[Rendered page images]
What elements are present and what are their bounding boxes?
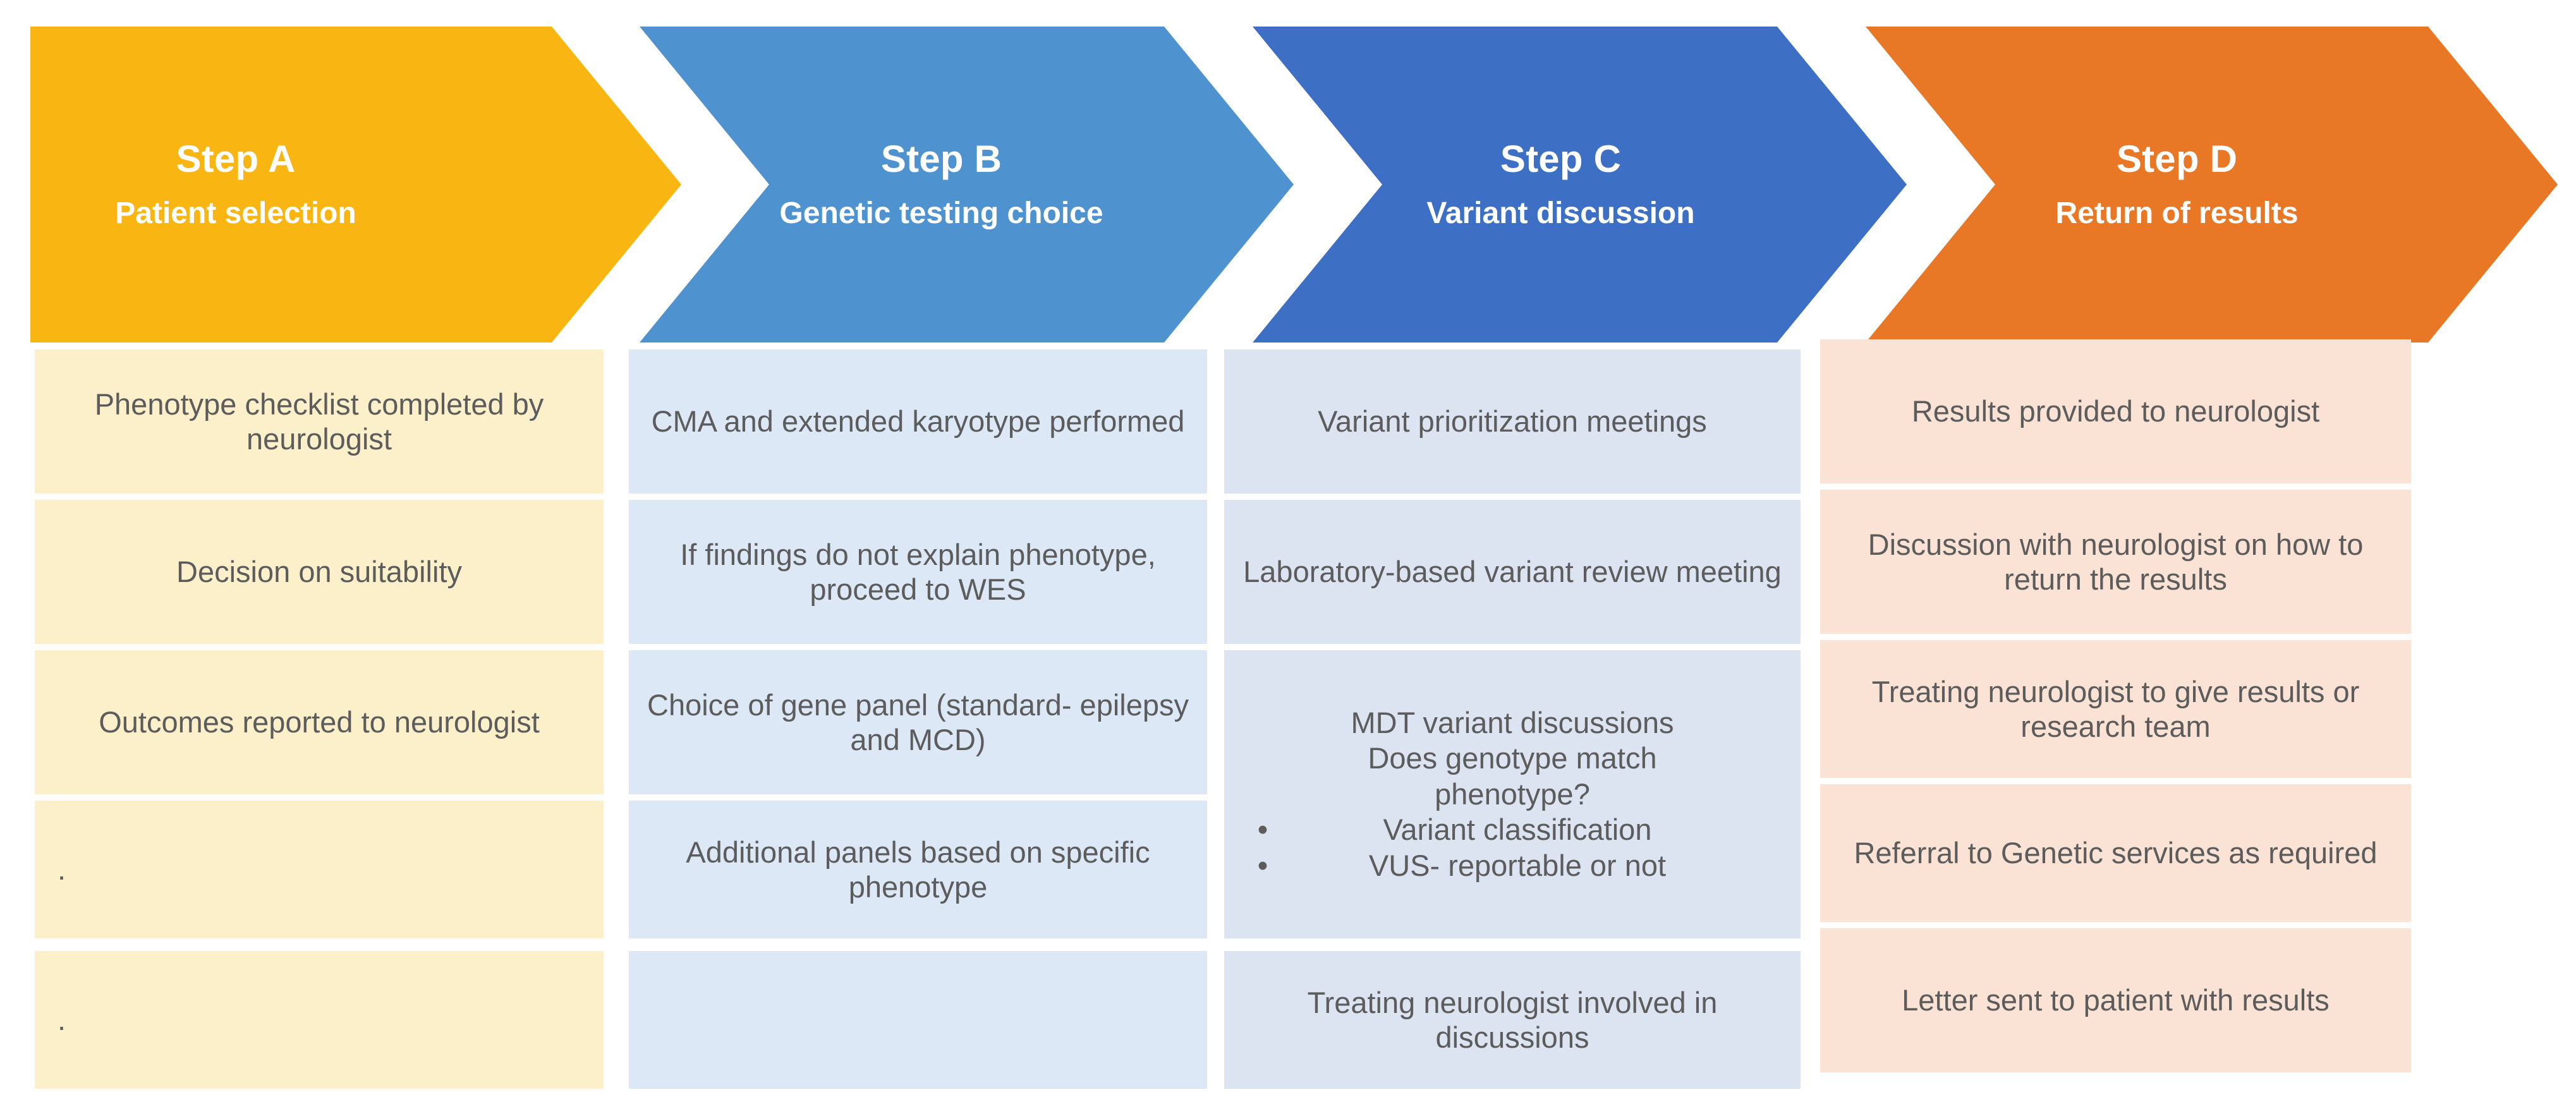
step-chevron-band: Step A Patient selection Step B Genetic … (0, 27, 2576, 342)
bullet-icon: • (1257, 813, 1268, 847)
step-chevron-b[interactable]: Step B Genetic testing choice (640, 27, 1294, 342)
cell-c-5[interactable]: Treating neurologist involved in discuss… (1224, 951, 1801, 1089)
cell-b-2[interactable]: If findings do not explain phenotype, pr… (629, 500, 1207, 644)
step-d-title: Step D (2116, 138, 2238, 181)
cell-b-4[interactable]: Additional panels based on specific phen… (629, 801, 1207, 938)
cell-a-2-text: Decision on suitability (176, 555, 462, 589)
cell-a-4[interactable]: . (35, 801, 604, 938)
cell-a-4-text: . (58, 852, 66, 887)
step-chevron-a[interactable]: Step A Patient selection (30, 27, 681, 342)
cell-d-2[interactable]: Discussion with neurologist on how to re… (1820, 490, 2411, 634)
cell-d-4-text: Referral to Genetic services as required (1854, 836, 2378, 870)
cell-a-5-text: . (58, 1003, 66, 1037)
cell-c-mdt-merged[interactable]: MDT variant discussions Does genotype ma… (1224, 650, 1801, 938)
cell-d-3-text: Treating neurologist to give results or … (1871, 674, 2360, 743)
mdt-lead-line-2: Does genotype match (1368, 741, 1657, 775)
cell-b-5[interactable] (629, 951, 1207, 1089)
cell-d-5[interactable]: Letter sent to patient with results (1820, 928, 2411, 1072)
cell-a-1-text: Phenotype checklist completed by neurolo… (94, 387, 544, 456)
step-c-title: Step C (1500, 138, 1622, 181)
cell-b-4-text: Additional panels based on specific phen… (686, 835, 1150, 904)
cell-b-2-text: If findings do not explain phenotype, pr… (680, 537, 1156, 606)
step-b-subtitle: Genetic testing choice (779, 197, 1103, 231)
mdt-lead-line-3: phenotype? (1435, 777, 1590, 811)
mdt-bullet-item-2: • VUS- reportable or not (1239, 848, 1785, 883)
cell-b-3-text: Choice of gene panel (standard- epilepsy… (647, 688, 1189, 756)
cell-d-3[interactable]: Treating neurologist to give results or … (1820, 640, 2411, 778)
step-chevron-d[interactable]: Step D Return of results (1866, 27, 2558, 342)
cell-a-5[interactable]: . (35, 951, 604, 1089)
step-d-subtitle: Return of results (2055, 197, 2299, 231)
cell-c-1[interactable]: Variant prioritization meetings (1224, 349, 1801, 494)
mdt-bullet-list: • Variant classification • VUS- reportab… (1239, 812, 1785, 883)
cell-c-1-text: Variant prioritization meetings (1318, 404, 1707, 439)
cell-c-5-text: Treating neurologist involved in discuss… (1307, 985, 1718, 1054)
cell-a-1[interactable]: Phenotype checklist completed by neurolo… (35, 349, 604, 494)
step-a-title: Step A (176, 138, 296, 181)
mdt-bullet-item-1: • Variant classification (1239, 812, 1785, 847)
bullet-icon: • (1257, 848, 1268, 882)
cell-a-3[interactable]: Outcomes reported to neurologist (35, 650, 604, 794)
step-a-subtitle: Patient selection (115, 197, 356, 231)
cell-b-1[interactable]: CMA and extended karyotype performed (629, 349, 1207, 494)
cell-b-3[interactable]: Choice of gene panel (standard- epilepsy… (629, 650, 1207, 794)
cell-d-2-text: Discussion with neurologist on how to re… (1868, 527, 2364, 596)
cell-d-4[interactable]: Referral to Genetic services as required (1820, 784, 2411, 922)
cell-d-5-text: Letter sent to patient with results (1902, 983, 2330, 1017)
cell-d-1-text: Results provided to neurologist (1911, 394, 2320, 428)
mdt-bullet-1-text: Variant classification (1383, 813, 1652, 847)
mdt-lead-line-1: MDT variant discussions (1351, 706, 1674, 740)
mdt-bullet-2-text: VUS- reportable or not (1368, 848, 1667, 882)
cell-b-1-text: CMA and extended karyotype performed (651, 404, 1185, 439)
step-c-subtitle: Variant discussion (1426, 197, 1695, 231)
step-chevron-c[interactable]: Step C Variant discussion (1253, 27, 1907, 342)
cell-c-2[interactable]: Laboratory-based variant review meeting (1224, 500, 1801, 644)
cell-a-2[interactable]: Decision on suitability (35, 500, 604, 644)
step-b-title: Step B (880, 138, 1002, 181)
cell-a-3-text: Outcomes reported to neurologist (99, 705, 540, 739)
cell-c-2-text: Laboratory-based variant review meeting (1243, 555, 1782, 589)
cell-d-1[interactable]: Results provided to neurologist (1820, 339, 2411, 483)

_PROBLEM TO SOLVE_
Show every line of the records above that contains the word "classification".

_OUTPUT FOR THIS TASK_
mdt-bullet-list: • Variant classification • VUS- reportab… (1239, 812, 1785, 883)
mdt-bullet-item-1: • Variant classification (1239, 812, 1785, 847)
mdt-bullet-1-text: Variant classification (1383, 813, 1652, 847)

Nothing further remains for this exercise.